• Challenge
Locate each line holding the string "title" and copy it.

• Supplied records
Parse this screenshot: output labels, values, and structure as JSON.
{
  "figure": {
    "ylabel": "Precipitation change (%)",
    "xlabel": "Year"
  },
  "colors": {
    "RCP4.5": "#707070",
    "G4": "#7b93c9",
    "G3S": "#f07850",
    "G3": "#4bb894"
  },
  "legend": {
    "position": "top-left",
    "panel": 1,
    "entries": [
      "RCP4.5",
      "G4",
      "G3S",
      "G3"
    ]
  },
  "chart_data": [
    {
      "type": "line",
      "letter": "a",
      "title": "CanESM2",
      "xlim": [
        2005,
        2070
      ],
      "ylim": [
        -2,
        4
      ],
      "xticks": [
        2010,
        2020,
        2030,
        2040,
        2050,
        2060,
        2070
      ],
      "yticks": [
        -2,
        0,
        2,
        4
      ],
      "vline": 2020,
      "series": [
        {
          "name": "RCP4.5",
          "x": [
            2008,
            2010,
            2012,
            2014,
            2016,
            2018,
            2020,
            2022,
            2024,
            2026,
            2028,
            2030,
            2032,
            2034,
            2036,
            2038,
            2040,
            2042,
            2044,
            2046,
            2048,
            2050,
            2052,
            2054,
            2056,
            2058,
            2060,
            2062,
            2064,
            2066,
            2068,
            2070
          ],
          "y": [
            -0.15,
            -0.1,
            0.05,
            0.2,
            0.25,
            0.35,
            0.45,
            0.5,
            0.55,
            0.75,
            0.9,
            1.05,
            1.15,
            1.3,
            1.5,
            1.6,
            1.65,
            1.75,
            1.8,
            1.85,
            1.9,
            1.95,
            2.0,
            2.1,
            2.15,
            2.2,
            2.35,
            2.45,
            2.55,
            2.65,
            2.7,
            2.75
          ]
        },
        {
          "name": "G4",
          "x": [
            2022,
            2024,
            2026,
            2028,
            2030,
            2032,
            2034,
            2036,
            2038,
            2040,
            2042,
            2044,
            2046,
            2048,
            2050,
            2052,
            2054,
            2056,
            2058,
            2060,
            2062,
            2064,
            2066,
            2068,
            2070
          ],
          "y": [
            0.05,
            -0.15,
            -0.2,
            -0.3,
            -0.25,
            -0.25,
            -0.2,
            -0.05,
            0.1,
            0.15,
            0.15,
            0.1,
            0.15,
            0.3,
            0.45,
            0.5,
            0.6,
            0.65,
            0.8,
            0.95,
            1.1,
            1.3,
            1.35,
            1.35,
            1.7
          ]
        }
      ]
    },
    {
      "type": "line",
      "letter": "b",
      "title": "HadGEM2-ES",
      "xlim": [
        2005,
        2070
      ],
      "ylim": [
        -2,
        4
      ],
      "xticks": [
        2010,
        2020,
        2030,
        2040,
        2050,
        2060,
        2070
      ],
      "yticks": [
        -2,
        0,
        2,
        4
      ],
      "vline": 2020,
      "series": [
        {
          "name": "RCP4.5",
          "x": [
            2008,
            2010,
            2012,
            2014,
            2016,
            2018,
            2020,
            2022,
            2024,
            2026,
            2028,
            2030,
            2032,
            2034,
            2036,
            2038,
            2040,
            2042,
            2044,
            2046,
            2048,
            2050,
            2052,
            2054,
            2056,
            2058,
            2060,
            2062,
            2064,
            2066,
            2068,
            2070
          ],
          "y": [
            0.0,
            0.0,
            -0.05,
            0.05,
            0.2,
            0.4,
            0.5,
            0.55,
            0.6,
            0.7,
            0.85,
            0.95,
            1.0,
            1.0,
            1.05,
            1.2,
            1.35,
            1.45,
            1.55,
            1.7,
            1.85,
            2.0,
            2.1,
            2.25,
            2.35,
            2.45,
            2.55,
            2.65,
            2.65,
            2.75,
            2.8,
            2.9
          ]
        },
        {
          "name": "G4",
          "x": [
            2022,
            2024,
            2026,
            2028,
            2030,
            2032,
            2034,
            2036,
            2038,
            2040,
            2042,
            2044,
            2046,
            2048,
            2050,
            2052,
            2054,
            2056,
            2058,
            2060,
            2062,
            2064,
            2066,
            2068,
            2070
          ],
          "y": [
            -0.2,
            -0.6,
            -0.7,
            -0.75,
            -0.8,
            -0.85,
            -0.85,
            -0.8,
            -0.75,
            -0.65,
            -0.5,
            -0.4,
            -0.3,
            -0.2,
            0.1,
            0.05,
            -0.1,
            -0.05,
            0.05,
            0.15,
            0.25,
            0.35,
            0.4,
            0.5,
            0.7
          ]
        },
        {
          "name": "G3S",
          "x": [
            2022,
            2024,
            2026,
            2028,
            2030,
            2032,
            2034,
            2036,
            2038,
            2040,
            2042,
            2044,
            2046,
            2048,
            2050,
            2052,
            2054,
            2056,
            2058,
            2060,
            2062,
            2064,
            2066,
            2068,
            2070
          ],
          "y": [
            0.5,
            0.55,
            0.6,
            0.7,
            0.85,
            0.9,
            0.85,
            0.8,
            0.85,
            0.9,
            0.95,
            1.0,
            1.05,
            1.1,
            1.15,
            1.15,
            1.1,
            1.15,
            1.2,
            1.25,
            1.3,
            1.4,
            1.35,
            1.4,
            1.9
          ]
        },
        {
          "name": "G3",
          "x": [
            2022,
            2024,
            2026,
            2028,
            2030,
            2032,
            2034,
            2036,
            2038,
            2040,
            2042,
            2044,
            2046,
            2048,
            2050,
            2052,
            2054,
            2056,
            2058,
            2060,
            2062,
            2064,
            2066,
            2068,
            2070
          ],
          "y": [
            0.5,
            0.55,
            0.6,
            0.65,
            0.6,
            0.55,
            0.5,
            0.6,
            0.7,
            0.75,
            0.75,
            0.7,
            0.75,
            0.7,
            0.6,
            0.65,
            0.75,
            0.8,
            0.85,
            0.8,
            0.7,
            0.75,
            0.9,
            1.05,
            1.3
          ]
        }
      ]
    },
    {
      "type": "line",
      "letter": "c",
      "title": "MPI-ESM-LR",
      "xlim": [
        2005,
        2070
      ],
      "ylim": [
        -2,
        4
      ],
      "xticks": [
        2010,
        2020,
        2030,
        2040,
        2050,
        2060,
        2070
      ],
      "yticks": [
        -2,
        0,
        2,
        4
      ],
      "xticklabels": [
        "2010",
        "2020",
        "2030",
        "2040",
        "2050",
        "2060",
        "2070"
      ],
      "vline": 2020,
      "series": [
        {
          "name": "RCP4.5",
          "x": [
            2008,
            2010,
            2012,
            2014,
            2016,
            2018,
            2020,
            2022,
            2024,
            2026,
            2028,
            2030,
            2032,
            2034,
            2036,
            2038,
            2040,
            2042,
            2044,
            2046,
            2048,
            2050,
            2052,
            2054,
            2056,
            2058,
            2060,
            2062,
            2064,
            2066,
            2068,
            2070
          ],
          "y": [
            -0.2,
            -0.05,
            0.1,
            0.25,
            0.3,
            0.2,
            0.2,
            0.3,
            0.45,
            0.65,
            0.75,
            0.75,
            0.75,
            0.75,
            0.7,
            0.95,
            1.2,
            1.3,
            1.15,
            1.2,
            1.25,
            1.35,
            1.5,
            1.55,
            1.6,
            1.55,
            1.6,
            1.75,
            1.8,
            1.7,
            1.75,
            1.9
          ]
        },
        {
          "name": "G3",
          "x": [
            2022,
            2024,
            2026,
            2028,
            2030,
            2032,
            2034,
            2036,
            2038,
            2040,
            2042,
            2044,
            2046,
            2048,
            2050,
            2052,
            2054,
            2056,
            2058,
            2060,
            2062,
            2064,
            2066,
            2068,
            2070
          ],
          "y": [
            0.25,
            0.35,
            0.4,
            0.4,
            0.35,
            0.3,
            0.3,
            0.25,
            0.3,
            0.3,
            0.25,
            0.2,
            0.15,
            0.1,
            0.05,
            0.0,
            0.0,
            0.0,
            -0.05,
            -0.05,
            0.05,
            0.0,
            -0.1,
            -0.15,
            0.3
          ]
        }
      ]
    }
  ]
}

• Solution to the problem
      "title": "CanESM2",
      "title": "HadGEM2-ES",
      "title": "MPI-ESM-LR",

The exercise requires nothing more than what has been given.